> _INPUT MATERIAL_
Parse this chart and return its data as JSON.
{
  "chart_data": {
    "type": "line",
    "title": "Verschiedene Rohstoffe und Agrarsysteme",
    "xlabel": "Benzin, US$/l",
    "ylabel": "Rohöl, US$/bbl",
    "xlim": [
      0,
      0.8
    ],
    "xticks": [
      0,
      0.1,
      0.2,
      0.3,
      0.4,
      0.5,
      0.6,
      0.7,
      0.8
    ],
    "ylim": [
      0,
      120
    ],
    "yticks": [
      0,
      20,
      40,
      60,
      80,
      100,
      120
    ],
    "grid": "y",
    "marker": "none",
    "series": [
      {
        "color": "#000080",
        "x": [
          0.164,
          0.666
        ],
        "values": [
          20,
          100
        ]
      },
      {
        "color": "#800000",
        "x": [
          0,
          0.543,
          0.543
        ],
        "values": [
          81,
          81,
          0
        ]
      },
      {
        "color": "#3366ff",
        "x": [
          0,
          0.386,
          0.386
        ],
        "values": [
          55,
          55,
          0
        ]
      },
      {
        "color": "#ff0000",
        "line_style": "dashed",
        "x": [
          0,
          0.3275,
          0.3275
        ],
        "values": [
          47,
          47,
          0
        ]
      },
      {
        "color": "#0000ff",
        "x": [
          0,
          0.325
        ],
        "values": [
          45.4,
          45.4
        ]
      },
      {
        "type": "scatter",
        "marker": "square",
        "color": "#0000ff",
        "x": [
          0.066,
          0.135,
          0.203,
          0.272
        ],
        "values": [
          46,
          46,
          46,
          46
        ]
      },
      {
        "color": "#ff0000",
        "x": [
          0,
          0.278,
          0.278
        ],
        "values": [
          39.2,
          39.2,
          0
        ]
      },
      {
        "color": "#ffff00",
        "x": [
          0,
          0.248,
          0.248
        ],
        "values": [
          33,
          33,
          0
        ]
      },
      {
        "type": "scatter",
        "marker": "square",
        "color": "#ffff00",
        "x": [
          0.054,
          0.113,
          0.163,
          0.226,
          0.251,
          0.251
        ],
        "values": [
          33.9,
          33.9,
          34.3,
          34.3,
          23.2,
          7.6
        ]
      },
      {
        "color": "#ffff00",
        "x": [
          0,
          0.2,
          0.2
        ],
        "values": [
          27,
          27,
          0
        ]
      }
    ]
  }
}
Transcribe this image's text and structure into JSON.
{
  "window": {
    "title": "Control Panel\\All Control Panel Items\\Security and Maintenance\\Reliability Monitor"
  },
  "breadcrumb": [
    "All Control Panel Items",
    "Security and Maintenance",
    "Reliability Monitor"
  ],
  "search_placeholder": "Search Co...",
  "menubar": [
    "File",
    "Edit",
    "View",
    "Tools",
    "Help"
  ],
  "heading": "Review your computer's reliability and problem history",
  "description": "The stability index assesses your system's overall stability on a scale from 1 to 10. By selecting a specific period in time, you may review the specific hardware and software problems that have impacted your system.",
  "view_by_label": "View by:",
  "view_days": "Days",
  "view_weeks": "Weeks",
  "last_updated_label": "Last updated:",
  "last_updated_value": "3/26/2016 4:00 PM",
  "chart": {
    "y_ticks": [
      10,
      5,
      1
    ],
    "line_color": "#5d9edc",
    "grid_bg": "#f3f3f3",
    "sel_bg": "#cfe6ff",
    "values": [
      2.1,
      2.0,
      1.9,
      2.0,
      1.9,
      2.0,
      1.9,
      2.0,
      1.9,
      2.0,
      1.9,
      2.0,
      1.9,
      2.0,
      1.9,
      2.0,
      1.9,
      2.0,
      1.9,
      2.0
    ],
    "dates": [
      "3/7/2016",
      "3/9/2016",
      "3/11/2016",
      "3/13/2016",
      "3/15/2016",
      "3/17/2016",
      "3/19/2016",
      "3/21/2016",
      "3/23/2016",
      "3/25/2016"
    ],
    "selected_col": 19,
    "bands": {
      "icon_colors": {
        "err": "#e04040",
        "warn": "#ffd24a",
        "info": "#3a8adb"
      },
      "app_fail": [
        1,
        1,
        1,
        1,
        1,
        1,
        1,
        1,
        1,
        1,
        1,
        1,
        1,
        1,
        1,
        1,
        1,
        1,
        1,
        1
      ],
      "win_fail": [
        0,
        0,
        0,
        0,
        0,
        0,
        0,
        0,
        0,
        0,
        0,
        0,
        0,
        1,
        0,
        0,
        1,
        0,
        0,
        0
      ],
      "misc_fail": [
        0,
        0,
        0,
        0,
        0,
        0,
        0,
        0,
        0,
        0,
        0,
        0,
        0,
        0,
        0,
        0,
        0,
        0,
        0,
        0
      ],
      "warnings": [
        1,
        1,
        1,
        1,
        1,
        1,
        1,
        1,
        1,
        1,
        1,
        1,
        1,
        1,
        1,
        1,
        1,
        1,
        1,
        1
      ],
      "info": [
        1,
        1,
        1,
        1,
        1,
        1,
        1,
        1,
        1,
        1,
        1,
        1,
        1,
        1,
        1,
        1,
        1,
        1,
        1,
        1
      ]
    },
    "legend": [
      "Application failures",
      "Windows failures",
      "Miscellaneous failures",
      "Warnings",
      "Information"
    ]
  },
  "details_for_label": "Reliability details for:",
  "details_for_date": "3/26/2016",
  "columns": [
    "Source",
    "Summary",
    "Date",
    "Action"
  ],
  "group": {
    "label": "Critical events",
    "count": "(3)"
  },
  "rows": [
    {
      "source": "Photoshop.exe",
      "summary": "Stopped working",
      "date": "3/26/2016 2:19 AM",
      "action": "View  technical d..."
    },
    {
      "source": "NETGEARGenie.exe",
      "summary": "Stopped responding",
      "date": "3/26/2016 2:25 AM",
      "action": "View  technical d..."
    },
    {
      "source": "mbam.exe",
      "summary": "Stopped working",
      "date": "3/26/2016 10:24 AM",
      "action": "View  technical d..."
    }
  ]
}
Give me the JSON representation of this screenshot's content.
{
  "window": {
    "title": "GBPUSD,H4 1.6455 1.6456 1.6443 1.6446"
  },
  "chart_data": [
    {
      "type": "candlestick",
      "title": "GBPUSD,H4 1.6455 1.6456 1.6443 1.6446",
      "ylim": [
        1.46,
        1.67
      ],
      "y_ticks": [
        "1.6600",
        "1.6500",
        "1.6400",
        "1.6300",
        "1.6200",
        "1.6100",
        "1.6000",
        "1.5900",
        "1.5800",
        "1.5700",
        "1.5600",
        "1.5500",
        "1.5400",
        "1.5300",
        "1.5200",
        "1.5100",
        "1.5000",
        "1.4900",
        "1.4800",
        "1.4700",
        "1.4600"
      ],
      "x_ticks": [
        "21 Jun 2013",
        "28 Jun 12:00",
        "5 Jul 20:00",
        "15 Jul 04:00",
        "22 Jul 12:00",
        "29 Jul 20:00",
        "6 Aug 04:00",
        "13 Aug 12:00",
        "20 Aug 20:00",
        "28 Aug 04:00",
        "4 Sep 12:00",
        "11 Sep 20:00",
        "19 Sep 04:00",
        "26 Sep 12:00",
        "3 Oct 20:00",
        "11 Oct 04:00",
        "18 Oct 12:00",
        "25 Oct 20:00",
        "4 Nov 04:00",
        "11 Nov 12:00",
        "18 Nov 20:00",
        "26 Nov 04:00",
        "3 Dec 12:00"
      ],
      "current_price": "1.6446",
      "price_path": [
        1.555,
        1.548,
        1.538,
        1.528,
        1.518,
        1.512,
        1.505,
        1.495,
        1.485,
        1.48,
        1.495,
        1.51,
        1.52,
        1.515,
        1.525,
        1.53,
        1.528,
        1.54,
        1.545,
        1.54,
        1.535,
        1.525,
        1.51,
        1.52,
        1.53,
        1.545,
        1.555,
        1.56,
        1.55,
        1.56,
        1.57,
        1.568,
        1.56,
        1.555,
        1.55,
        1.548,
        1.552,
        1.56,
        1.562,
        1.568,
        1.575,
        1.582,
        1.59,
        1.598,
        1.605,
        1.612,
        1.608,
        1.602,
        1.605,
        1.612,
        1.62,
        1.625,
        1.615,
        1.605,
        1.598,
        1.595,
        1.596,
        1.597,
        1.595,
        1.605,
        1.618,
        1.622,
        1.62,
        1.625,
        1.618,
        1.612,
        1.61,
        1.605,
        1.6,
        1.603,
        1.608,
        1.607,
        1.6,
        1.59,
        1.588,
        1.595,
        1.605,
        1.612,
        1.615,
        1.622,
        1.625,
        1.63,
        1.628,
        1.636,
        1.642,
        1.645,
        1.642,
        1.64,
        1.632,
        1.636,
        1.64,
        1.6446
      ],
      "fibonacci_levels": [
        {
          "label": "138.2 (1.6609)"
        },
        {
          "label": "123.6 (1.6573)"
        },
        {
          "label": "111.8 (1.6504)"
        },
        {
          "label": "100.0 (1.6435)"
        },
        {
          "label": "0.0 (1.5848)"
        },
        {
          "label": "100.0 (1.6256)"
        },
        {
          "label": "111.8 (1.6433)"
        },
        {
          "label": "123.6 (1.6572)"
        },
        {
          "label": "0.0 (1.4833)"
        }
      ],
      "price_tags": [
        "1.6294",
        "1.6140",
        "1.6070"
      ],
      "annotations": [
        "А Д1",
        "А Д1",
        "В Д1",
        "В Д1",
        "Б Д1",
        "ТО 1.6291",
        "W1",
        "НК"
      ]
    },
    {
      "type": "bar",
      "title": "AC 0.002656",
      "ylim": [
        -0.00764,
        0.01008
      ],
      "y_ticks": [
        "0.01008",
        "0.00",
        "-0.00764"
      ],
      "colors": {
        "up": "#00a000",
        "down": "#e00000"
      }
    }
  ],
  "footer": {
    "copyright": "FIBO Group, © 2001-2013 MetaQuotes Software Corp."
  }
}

> _WHAT IS REQUIRED_
Where a line holds the string "this", copy that line.

> _RESULT_
Parse this chart and return its data as JSON.
Transcribe this image's text and structure into JSON.
Give me the JSON representation of this screenshot's content.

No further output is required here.